◆ REQUEST
Report how many lines of the entries below contain the word "https", and nothing more.
___
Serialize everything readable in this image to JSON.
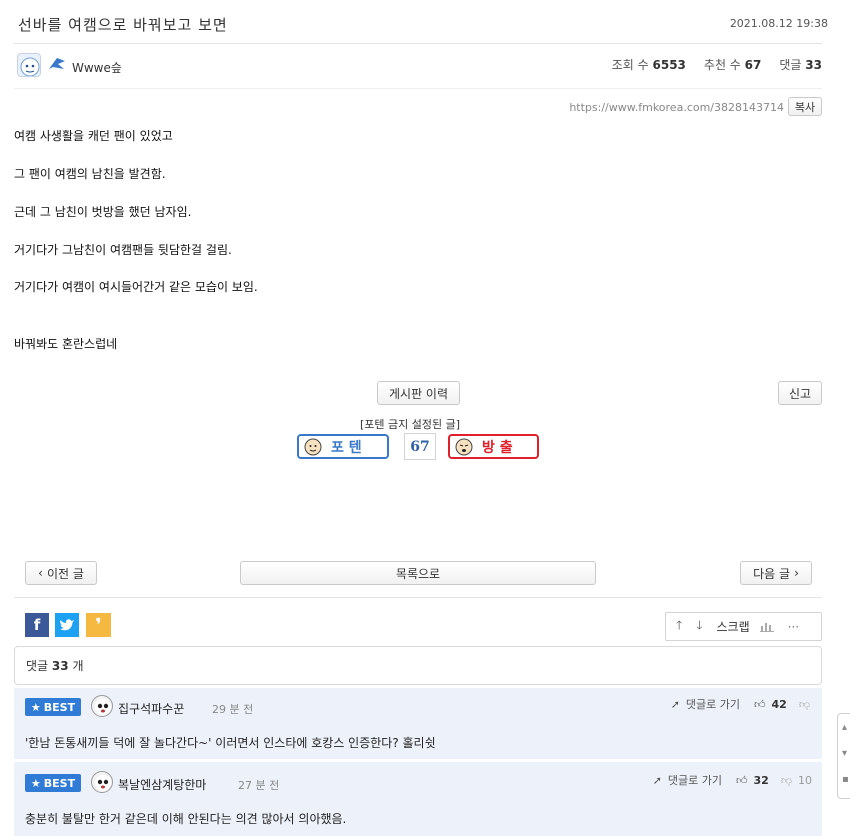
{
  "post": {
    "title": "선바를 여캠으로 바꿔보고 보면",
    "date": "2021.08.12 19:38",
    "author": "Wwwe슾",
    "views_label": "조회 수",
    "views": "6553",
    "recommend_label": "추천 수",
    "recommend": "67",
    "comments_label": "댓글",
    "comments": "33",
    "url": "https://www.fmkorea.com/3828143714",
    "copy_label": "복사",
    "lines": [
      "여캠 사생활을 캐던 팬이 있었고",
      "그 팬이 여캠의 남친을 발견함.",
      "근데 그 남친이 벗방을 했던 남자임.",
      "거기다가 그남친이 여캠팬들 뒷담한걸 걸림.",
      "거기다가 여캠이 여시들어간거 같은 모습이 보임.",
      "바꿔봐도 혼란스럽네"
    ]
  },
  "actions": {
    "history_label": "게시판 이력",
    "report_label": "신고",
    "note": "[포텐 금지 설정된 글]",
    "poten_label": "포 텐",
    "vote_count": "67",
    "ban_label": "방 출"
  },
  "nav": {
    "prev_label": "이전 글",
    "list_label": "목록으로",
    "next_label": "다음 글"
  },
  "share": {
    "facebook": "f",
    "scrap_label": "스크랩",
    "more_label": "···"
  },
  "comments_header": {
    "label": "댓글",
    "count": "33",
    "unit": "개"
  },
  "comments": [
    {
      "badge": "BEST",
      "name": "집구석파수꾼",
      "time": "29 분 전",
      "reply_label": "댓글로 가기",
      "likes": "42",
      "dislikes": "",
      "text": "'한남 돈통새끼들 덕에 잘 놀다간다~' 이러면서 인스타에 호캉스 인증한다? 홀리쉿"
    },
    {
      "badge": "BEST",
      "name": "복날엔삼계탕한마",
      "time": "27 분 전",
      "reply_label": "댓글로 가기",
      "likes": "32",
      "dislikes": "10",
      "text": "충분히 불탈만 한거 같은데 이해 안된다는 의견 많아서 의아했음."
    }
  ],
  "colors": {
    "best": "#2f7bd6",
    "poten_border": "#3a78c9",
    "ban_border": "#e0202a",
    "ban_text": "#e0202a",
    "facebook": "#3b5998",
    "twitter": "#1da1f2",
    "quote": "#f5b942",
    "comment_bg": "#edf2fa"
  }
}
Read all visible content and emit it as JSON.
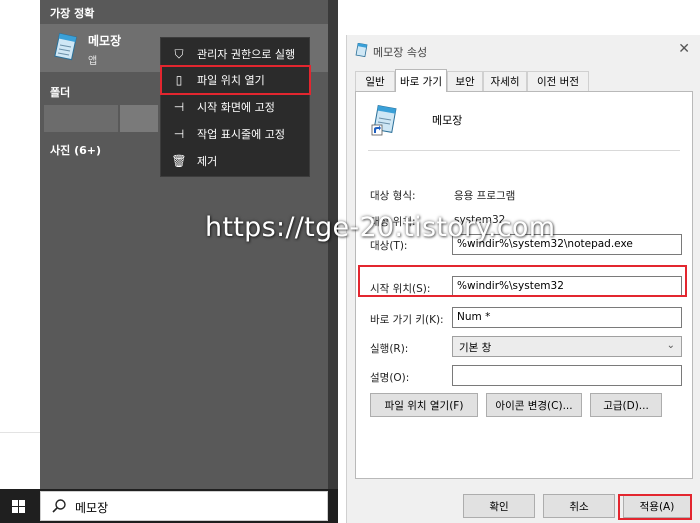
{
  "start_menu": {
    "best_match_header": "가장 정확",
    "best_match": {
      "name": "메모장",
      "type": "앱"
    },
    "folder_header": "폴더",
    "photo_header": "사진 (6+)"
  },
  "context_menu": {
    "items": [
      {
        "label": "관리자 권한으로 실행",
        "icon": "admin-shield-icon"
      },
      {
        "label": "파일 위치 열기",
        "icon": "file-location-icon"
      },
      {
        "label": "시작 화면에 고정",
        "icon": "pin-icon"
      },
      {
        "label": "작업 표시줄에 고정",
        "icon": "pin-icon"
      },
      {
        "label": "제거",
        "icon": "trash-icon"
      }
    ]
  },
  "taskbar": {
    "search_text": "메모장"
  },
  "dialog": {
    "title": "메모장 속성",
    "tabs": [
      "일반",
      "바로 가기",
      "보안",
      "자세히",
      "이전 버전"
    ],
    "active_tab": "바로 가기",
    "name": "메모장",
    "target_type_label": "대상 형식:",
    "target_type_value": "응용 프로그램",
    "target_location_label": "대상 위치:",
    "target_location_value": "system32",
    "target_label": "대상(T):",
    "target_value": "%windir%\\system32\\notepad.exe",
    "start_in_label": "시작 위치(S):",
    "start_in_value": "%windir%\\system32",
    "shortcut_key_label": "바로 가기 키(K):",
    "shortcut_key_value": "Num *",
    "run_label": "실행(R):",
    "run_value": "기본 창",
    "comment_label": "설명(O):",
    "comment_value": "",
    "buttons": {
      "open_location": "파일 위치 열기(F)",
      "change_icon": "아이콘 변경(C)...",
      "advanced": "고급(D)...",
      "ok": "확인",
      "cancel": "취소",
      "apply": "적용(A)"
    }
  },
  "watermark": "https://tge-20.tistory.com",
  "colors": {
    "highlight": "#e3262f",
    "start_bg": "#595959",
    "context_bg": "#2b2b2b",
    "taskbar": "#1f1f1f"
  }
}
___
◆ TASK SOLUTION
2